● Problem:
State how many lines in the listing below include the word "zdvihu", and add nothing besides the number.

==========

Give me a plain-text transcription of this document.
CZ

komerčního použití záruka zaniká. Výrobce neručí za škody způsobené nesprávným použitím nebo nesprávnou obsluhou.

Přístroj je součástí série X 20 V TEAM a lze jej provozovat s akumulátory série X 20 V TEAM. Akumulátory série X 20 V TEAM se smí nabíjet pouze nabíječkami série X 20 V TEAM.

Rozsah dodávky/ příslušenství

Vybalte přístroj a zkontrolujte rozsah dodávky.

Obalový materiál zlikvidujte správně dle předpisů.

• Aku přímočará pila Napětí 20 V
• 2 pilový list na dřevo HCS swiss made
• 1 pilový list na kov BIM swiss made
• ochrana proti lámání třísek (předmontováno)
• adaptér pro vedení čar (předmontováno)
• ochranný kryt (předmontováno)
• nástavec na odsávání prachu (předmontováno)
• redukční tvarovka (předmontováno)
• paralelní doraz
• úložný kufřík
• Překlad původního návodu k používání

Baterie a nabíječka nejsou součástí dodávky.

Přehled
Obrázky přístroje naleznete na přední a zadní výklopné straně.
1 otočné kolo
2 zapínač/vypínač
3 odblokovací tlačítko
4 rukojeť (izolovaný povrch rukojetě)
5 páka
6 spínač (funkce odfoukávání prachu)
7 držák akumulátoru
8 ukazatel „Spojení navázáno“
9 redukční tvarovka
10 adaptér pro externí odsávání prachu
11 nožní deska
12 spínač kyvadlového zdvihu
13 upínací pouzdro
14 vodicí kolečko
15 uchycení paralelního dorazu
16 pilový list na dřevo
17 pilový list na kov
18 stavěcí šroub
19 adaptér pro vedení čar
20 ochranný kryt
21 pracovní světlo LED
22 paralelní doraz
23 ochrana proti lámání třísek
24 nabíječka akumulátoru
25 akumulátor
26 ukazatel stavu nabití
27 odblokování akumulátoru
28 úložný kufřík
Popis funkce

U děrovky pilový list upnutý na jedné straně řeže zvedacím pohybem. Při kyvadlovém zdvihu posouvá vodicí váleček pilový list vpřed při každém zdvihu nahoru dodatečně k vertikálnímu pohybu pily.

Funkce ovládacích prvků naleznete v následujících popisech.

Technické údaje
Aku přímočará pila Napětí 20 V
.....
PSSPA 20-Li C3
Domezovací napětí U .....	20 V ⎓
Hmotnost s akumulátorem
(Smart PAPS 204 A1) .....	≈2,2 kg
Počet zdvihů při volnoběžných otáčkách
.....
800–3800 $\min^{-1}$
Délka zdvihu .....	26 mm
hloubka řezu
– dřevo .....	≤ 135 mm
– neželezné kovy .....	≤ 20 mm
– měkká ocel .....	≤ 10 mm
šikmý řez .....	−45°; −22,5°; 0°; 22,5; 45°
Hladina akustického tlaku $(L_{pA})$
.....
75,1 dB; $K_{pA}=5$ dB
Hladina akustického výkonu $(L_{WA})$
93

==========

● The completed task:
3